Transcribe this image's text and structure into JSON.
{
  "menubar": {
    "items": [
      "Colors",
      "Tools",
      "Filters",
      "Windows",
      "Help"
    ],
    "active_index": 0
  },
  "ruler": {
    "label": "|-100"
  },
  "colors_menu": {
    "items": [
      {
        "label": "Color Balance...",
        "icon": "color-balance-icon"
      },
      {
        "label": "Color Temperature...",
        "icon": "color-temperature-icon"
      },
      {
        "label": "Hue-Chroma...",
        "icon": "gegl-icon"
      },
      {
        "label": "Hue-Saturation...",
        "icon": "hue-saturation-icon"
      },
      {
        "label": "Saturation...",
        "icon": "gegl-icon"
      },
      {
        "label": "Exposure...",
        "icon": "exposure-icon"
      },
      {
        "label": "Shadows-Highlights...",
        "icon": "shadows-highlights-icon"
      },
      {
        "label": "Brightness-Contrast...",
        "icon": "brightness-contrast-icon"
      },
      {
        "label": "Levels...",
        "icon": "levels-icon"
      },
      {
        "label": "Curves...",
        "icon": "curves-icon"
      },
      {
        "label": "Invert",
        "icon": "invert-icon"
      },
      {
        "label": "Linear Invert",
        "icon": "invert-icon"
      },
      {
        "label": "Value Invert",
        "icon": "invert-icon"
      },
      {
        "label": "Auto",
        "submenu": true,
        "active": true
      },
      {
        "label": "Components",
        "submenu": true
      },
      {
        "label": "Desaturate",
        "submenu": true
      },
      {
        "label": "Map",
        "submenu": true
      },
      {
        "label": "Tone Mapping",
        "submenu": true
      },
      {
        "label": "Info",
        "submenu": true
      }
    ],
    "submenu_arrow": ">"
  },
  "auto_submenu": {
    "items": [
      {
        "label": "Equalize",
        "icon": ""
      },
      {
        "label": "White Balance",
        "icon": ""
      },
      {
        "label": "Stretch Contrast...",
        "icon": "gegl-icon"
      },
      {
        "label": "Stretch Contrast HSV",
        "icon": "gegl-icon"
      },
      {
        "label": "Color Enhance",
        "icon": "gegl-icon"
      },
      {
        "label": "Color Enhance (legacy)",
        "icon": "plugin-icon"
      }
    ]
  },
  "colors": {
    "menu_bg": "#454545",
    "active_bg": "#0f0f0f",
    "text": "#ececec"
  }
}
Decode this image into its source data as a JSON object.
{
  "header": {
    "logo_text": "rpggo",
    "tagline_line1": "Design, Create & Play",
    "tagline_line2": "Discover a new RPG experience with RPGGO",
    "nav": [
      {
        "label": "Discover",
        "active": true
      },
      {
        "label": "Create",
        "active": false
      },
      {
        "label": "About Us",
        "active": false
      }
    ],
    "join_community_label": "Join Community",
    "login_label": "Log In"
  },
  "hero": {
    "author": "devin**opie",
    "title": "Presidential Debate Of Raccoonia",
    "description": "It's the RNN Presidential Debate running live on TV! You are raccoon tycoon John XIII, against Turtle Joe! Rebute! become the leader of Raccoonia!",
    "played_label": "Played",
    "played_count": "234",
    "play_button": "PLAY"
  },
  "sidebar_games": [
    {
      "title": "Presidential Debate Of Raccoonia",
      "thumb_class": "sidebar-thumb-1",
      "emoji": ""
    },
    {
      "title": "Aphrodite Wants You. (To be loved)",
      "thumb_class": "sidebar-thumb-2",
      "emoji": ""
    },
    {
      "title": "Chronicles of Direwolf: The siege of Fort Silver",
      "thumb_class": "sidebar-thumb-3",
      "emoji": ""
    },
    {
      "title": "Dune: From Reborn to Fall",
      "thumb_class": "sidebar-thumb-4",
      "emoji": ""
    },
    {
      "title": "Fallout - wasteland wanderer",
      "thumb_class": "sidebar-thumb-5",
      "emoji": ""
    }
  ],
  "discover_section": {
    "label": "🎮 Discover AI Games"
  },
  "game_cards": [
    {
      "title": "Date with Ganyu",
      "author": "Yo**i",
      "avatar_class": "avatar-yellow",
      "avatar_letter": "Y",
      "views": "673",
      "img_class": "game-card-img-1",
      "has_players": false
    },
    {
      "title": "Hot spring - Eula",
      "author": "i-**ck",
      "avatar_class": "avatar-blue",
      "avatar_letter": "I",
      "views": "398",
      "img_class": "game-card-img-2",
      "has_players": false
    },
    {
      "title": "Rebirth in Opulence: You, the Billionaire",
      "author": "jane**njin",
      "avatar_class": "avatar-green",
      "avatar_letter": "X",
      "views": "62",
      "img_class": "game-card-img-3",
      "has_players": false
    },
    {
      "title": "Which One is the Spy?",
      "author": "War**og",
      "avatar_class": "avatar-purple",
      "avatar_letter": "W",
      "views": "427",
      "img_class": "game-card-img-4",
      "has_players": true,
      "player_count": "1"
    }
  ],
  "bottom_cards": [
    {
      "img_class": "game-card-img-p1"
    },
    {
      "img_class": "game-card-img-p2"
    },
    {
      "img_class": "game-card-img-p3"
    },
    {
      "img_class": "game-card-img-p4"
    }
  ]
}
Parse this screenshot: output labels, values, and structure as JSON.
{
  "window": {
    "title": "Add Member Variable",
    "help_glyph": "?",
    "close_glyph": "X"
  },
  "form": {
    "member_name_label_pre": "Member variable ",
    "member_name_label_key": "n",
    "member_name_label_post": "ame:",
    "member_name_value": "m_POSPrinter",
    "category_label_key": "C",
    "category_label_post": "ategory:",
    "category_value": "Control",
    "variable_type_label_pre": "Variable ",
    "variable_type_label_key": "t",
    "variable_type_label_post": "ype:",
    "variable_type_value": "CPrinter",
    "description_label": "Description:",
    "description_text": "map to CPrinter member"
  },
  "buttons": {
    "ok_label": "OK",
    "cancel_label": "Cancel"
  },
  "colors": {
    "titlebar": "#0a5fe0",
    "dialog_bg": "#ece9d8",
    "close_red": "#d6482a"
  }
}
******
**Task prompt:** Produce a verbatim transcription of the entries above.

**Completed task:**
Transcribe this image's text and structure into JSON.
{
  "menubar": {
    "items": [
      "Colors",
      "Tools",
      "Filters",
      "Windows",
      "Help"
    ],
    "active_index": 0
  },
  "ruler": {
    "label": "|-100"
  },
  "colors_menu": {
    "items": [
      {
        "label": "Color Balance...",
        "icon": "color-balance-icon"
      },
      {
        "label": "Color Temperature...",
        "icon": "color-temperature-icon"
      },
      {
        "label": "Hue-Chroma...",
        "icon": "gegl-icon"
      },
      {
        "label": "Hue-Saturation...",
        "icon": "hue-saturation-icon"
      },
      {
        "label": "Saturation...",
        "icon": "gegl-icon"
      },
      {
        "label": "Exposure...",
        "icon": "exposure-icon"
      },
      {
        "label": "Shadows-Highlights...",
        "icon": "shadows-highlights-icon"
      },
      {
        "label": "Brightness-Contrast...",
        "icon": "brightness-contrast-icon"
      },
      {
        "label": "Levels...",
        "icon": "levels-icon"
      },
      {
        "label": "Curves...",
        "icon": "curves-icon"
      },
      {
        "label": "Invert",
        "icon": "invert-icon"
      },
      {
        "label": "Linear Invert",
        "icon": "invert-icon"
      },
      {
        "label": "Value Invert",
        "icon": "invert-icon"
      },
      {
        "label": "Auto",
        "submenu": true,
        "active": true
      },
      {
        "label": "Components",
        "submenu": true
      },
      {
        "label": "Desaturate",
        "submenu": true
      },
      {
        "label": "Map",
        "submenu": true
      },
      {
        "label": "Tone Mapping",
        "submenu": true
      },
      {
        "label": "Info",
        "submenu": true
      }
    ],
    "submenu_arrow": ">"
  },
  "auto_submenu": {
    "items": [
      {
        "label": "Equalize",
        "icon": ""
      },
      {
        "label": "White Balance",
        "icon": ""
      },
      {
        "label": "Stretch Contrast...",
        "icon": "gegl-icon"
      },
      {
        "label": "Stretch Contrast HSV",
        "icon": "gegl-icon"
      },
      {
        "label": "Color Enhance",
        "icon": "gegl-icon"
      },
      {
        "label": "Color Enhance (legacy)",
        "icon": "plugin-icon"
      }
    ]
  },
  "colors": {
    "menu_bg": "#454545",
    "active_bg": "#0f0f0f",
    "text": "#ececec"
  }
}
Decode this image into its source data as a JSON object.
{
  "header": {
    "logo_text": "rpggo",
    "tagline_line1": "Design, Create & Play",
    "tagline_line2": "Discover a new RPG experience with RPGGO",
    "nav": [
      {
        "label": "Discover",
        "active": true
      },
      {
        "label": "Create",
        "active": false
      },
      {
        "label": "About Us",
        "active": false
      }
    ],
    "join_community_label": "Join Community",
    "login_label": "Log In"
  },
  "hero": {
    "author": "devin**opie",
    "title": "Presidential Debate Of Raccoonia",
    "description": "It's the RNN Presidential Debate running live on TV! You are raccoon tycoon John XIII, against Turtle Joe! Rebute! become the leader of Raccoonia!",
    "played_label": "Played",
    "played_count": "234",
    "play_button": "PLAY"
  },
  "sidebar_games": [
    {
      "title": "Presidential Debate Of Raccoonia",
      "thumb_class": "sidebar-thumb-1",
      "emoji": ""
    },
    {
      "title": "Aphrodite Wants You. (To be loved)",
      "thumb_class": "sidebar-thumb-2",
      "emoji": ""
    },
    {
      "title": "Chronicles of Direwolf: The siege of Fort Silver",
      "thumb_class": "sidebar-thumb-3",
      "emoji": ""
    },
    {
      "title": "Dune: From Reborn to Fall",
      "thumb_class": "sidebar-thumb-4",
      "emoji": ""
    },
    {
      "title": "Fallout - wasteland wanderer",
      "thumb_class": "sidebar-thumb-5",
      "emoji": ""
    }
  ],
  "discover_section": {
    "label": "🎮 Discover AI Games"
  },
  "game_cards": [
    {
      "title": "Date with Ganyu",
      "author": "Yo**i",
      "avatar_class": "avatar-yellow",
      "avatar_letter": "Y",
      "views": "673",
      "img_class": "game-card-img-1",
      "has_players": false
    },
    {
      "title": "Hot spring - Eula",
      "author": "i-**ck",
      "avatar_class": "avatar-blue",
      "avatar_letter": "I",
      "views": "398",
      "img_class": "game-card-img-2",
      "has_players": false
    },
    {
      "title": "Rebirth in Opulence: You, the Billionaire",
      "author": "jane**njin",
      "avatar_class": "avatar-green",
      "avatar_letter": "X",
      "views": "62",
      "img_class": "game-card-img-3",
      "has_players": false
    },
    {
      "title": "Which One is the Spy?",
      "author": "War**og",
      "avatar_class": "avatar-purple",
      "avatar_letter": "W",
      "views": "427",
      "img_class": "game-card-img-4",
      "has_players": true,
      "player_count": "1"
    }
  ],
  "bottom_cards": [
    {
      "img_class": "game-card-img-p1"
    },
    {
      "img_class": "game-card-img-p2"
    },
    {
      "img_class": "game-card-img-p3"
    },
    {
      "img_class": "game-card-img-p4"
    }
  ]
}
Parse this screenshot: output labels, values, and structure as JSON.
{
  "window": {
    "title": "Add Member Variable",
    "help_glyph": "?",
    "close_glyph": "X"
  },
  "form": {
    "member_name_label_pre": "Member variable ",
    "member_name_label_key": "n",
    "member_name_label_post": "ame:",
    "member_name_value": "m_POSPrinter",
    "category_label_key": "C",
    "category_label_post": "ategory:",
    "category_value": "Control",
    "variable_type_label_pre": "Variable ",
    "variable_type_label_key": "t",
    "variable_type_label_post": "ype:",
    "variable_type_value": "CPrinter",
    "description_label": "Description:",
    "description_text": "map to CPrinter member"
  },
  "buttons": {
    "ok_label": "OK",
    "cancel_label": "Cancel"
  },
  "colors": {
    "titlebar": "#0a5fe0",
    "dialog_bg": "#ece9d8",
    "close_red": "#d6482a"
  }
}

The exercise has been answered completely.